Data entries.
◆ ◆ ◆

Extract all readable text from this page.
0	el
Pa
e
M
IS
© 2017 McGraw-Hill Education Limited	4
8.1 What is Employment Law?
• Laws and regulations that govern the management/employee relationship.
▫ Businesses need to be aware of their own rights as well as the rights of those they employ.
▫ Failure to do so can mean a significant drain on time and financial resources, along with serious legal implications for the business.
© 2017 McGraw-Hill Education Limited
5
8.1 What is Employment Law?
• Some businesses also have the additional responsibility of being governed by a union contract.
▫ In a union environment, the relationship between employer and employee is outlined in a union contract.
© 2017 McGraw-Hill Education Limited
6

◆ ◆ ◆

Task statement.
Write the material out again word for word.

Task response.
Extract all readable text from this page.
0	el
Pa
e
M
IS
© 2017 McGraw-Hill Education Limited	4
8.1 What is Employment Law?
• Laws and regulations that govern the management/employee relationship.
▫ Businesses need to be aware of their own rights as well as the rights of those they employ.
▫ Failure to do so can mean a significant drain on time and financial resources, along with serious legal implications for the business.
© 2017 McGraw-Hill Education Limited
5
8.1 What is Employment Law?
• Some businesses also have the additional responsibility of being governed by a union contract.
▫ In a union environment, the relationship between employer and employee is outlined in a union contract.
© 2017 McGraw-Hill Education Limited
6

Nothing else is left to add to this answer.